(Do this): Take each line that has the word "past" and return it.
++++ Data provided
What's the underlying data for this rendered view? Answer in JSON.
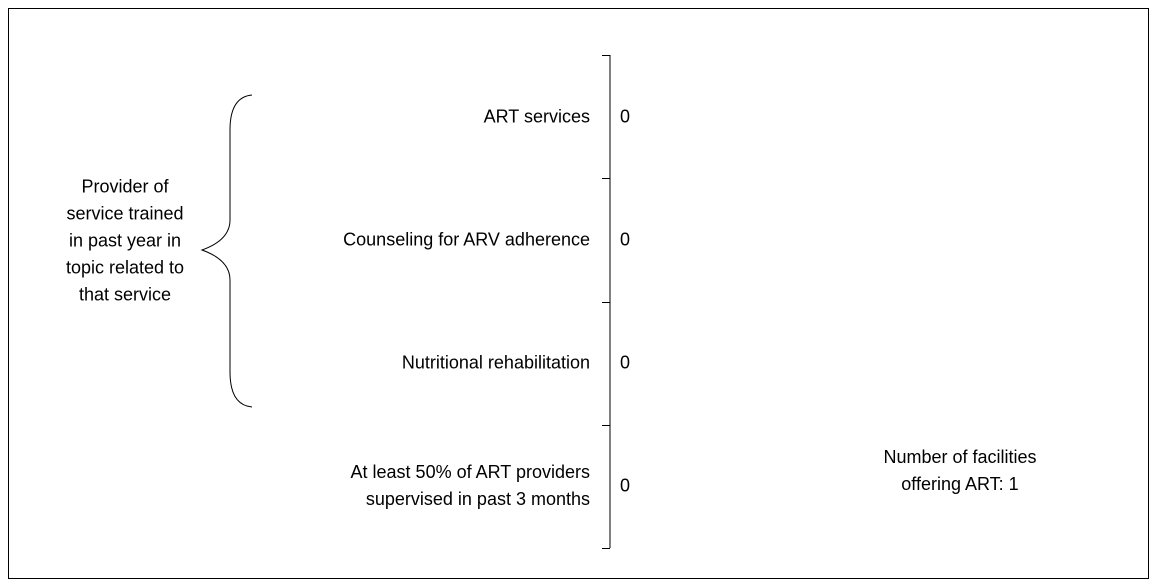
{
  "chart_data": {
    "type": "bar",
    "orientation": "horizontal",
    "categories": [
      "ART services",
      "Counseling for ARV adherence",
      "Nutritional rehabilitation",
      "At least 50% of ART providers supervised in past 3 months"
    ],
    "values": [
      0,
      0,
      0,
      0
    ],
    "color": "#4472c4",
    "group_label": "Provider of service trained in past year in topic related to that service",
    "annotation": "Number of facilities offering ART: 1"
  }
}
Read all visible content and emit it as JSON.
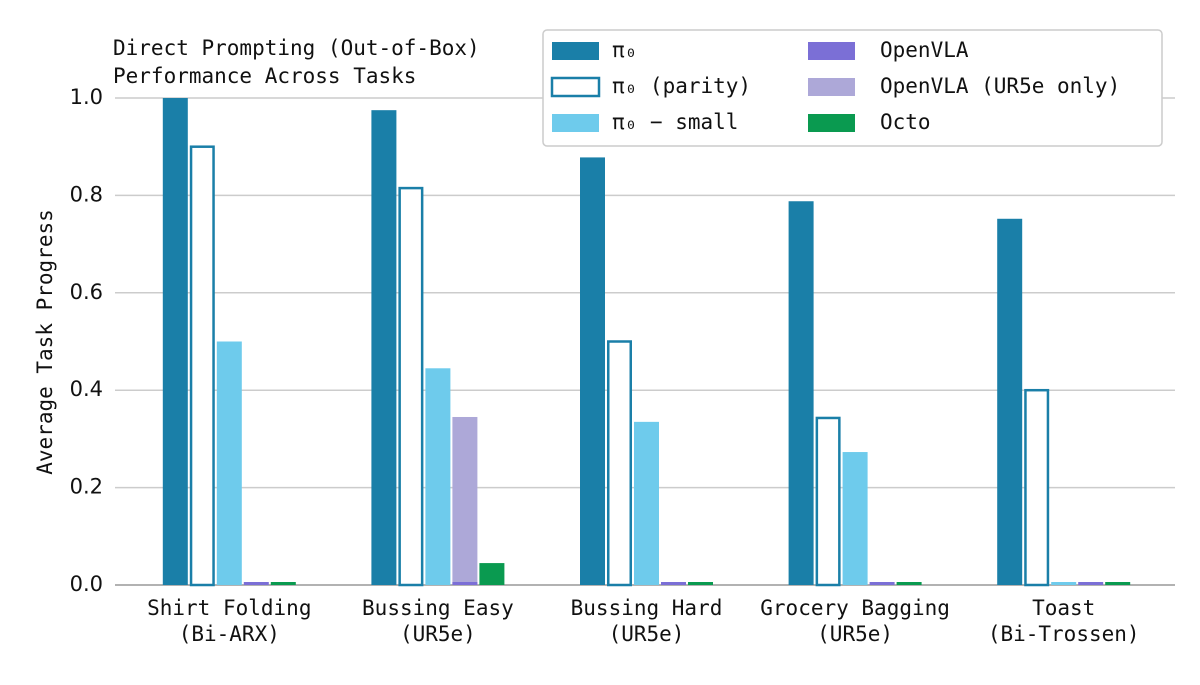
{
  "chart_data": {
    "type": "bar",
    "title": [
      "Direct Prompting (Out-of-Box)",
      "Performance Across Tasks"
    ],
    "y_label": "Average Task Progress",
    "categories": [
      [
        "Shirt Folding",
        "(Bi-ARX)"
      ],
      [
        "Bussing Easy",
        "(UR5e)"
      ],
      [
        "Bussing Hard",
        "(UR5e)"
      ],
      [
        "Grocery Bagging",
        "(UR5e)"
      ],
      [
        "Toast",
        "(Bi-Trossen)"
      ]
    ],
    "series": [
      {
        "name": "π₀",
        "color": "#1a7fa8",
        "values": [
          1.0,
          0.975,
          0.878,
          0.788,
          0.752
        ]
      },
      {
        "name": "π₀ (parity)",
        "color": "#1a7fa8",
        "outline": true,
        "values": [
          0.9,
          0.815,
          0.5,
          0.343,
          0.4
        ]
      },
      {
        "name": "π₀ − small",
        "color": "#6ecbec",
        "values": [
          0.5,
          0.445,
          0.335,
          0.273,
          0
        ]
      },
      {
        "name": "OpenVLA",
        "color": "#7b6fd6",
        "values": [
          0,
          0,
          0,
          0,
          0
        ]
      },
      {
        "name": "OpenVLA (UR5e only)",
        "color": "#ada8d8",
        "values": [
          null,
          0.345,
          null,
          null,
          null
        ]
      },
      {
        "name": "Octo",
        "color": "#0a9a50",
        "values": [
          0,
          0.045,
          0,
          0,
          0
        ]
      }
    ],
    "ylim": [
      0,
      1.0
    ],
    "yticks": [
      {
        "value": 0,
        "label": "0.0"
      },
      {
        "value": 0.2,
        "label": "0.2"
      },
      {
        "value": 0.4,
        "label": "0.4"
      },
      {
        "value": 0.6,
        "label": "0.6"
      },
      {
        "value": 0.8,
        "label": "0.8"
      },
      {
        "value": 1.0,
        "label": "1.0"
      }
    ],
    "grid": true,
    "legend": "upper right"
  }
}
++++++++
++++ Data provided
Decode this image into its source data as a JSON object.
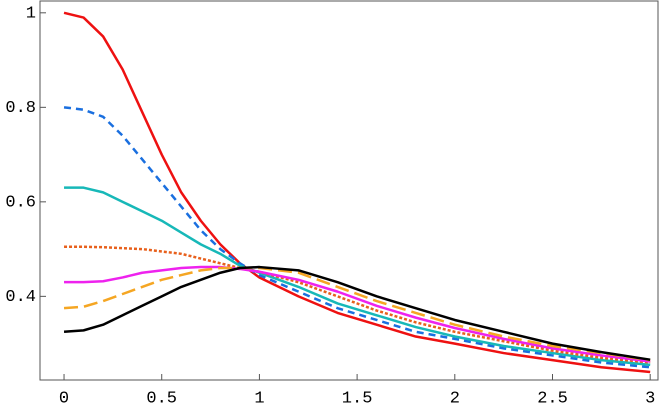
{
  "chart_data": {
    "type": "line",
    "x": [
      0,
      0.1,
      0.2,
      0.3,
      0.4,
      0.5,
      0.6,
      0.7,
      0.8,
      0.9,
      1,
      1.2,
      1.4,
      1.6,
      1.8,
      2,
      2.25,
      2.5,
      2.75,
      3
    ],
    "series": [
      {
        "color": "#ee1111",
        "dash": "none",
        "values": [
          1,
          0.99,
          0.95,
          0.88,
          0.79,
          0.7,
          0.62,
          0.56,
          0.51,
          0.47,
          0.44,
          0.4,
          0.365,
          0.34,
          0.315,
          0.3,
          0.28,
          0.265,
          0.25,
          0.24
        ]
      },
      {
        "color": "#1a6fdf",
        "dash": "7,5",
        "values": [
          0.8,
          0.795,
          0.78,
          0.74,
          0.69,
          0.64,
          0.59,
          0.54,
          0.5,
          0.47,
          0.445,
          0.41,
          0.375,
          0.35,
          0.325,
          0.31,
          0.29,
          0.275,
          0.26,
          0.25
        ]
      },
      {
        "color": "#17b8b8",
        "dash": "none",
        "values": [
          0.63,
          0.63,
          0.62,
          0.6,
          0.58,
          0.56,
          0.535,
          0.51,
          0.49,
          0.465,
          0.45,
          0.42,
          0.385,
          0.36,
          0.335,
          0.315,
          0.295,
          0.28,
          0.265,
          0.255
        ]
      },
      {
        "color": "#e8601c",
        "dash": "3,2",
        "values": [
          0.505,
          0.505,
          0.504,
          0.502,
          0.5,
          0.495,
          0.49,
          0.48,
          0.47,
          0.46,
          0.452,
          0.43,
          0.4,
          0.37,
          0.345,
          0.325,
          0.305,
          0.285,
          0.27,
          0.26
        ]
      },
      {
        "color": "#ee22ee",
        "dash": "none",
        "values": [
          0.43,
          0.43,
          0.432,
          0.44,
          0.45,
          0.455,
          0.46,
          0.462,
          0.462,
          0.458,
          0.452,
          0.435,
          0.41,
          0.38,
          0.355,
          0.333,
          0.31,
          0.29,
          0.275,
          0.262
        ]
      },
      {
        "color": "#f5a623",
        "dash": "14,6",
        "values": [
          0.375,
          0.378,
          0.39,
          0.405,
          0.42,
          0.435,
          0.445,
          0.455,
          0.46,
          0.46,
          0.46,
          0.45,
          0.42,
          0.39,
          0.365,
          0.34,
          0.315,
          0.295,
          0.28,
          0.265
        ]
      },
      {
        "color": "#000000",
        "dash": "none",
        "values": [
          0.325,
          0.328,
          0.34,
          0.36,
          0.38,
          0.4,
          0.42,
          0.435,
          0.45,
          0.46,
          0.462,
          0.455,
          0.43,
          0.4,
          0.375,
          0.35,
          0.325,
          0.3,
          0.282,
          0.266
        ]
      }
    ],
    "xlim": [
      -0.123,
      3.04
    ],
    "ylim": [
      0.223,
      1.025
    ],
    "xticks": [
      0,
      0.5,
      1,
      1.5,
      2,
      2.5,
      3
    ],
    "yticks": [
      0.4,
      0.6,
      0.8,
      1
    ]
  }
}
++++++++
(Task output):
      "At least 50% of ART providers supervised in past 3 months"
    "group_label": "Provider of service trained in past year in topic related to that service",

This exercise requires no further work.